▸ Given problem
Write out the material again word for word, dropping any images it holds.

▸ Dataset entries
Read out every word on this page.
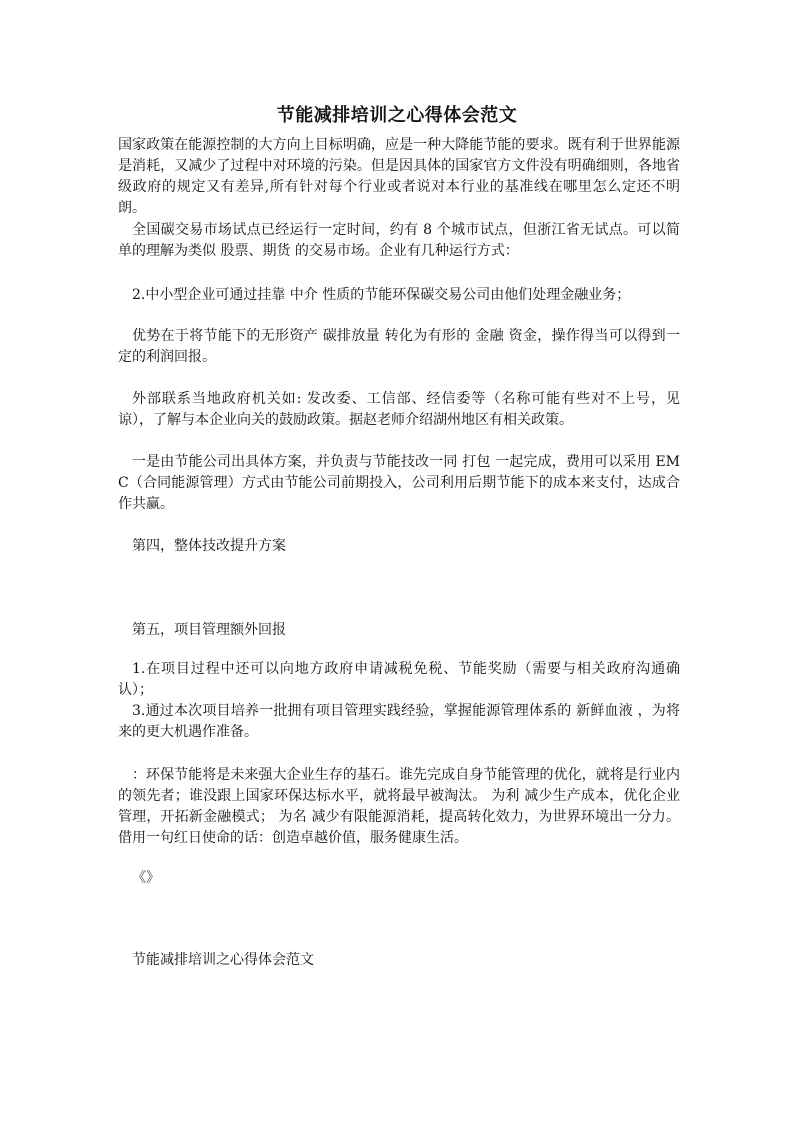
节能减排培训之心得体会范文

国家政策在能源控制的大方向上目标明确，应是一种大降能节能的要求。既有利于世界能源是消耗，又减少了过程中对环境的污染。但是因具体的国家官方文件没有明确细则，各地省级政府的规定又有差异,所有针对每个行业或者说对本行业的基准线在哪里怎么定还不明朗。

全国碳交易市场试点已经运行一定时间，约有 8 个城市试点，但浙江省无试点。可以简单的理解为类似 股票、期货 的交易市场。企业有几种运行方式：

2.中小型企业可通过挂靠 中介 性质的节能环保碳交易公司由他们处理金融业务；

优势在于将节能下的无形资产 碳排放量 转化为有形的 金融 资金，操作得当可以得到一定的利润回报。

外部联系当地政府机关如: 发改委、工信部、经信委等（名称可能有些对不上号，见谅），了解与本企业向关的鼓励政策。据赵老师介绍湖州地区有相关政策。

一是由节能公司出具体方案，并负责与节能技改一同 打包 一起完成，费用可以采用 EMC（合同能源管理）方式由节能公司前期投入，公司利用后期节能下的成本来支付，达成合作共赢。

第四，整体技改提升方案

第五，项目管理额外回报

1.在项目过程中还可以向地方政府申请减税免税、节能奖励（需要与相关政府沟通确认）；

3.通过本次项目培养一批拥有项目管理实践经验，掌握能源管理体系的 新鲜血液 ，为将来的更大机遇作准备。

：环保节能将是未来强大企业生存的基石。谁先完成自身节能管理的优化，就将是行业内的领先者；谁没跟上国家环保达标水平，就将最早被淘汰。 为利 减少生产成本，优化企业管理，开拓新金融模式； 为名 减少有限能源消耗，提高转化效力，为世界环境出一分力。借用一句红日使命的话：创造卓越价值，服务健康生活。

《》

节能减排培训之心得体会范文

▸ Written answer
Read out every word on this page.
节能减排培训之心得体会范文

国家政策在能源控制的大方向上目标明确，应是一种大降能节能的要求。既有利于世界能源是消耗，又减少了过程中对环境的污染。但是因具体的国家官方文件没有明确细则，各地省级政府的规定又有差异,所有针对每个行业或者说对本行业的基准线在哪里怎么定还不明朗。

全国碳交易市场试点已经运行一定时间，约有 8 个城市试点，但浙江省无试点。可以简单的理解为类似 股票、期货 的交易市场。企业有几种运行方式：

2.中小型企业可通过挂靠 中介 性质的节能环保碳交易公司由他们处理金融业务；

优势在于将节能下的无形资产 碳排放量 转化为有形的 金融 资金，操作得当可以得到一定的利润回报。

外部联系当地政府机关如: 发改委、工信部、经信委等（名称可能有些对不上号，见谅），了解与本企业向关的鼓励政策。据赵老师介绍湖州地区有相关政策。

一是由节能公司出具体方案，并负责与节能技改一同 打包 一起完成，费用可以采用 EMC（合同能源管理）方式由节能公司前期投入，公司利用后期节能下的成本来支付，达成合作共赢。

第四，整体技改提升方案

第五，项目管理额外回报

1.在项目过程中还可以向地方政府申请减税免税、节能奖励（需要与相关政府沟通确认）；

3.通过本次项目培养一批拥有项目管理实践经验，掌握能源管理体系的 新鲜血液 ，为将来的更大机遇作准备。

：环保节能将是未来强大企业生存的基石。谁先完成自身节能管理的优化，就将是行业内的领先者；谁没跟上国家环保达标水平，就将最早被淘汰。 为利 减少生产成本，优化企业管理，开拓新金融模式； 为名 减少有限能源消耗，提高转化效力，为世界环境出一分力。借用一句红日使命的话：创造卓越价值，服务健康生活。

《》

节能减排培训之心得体会范文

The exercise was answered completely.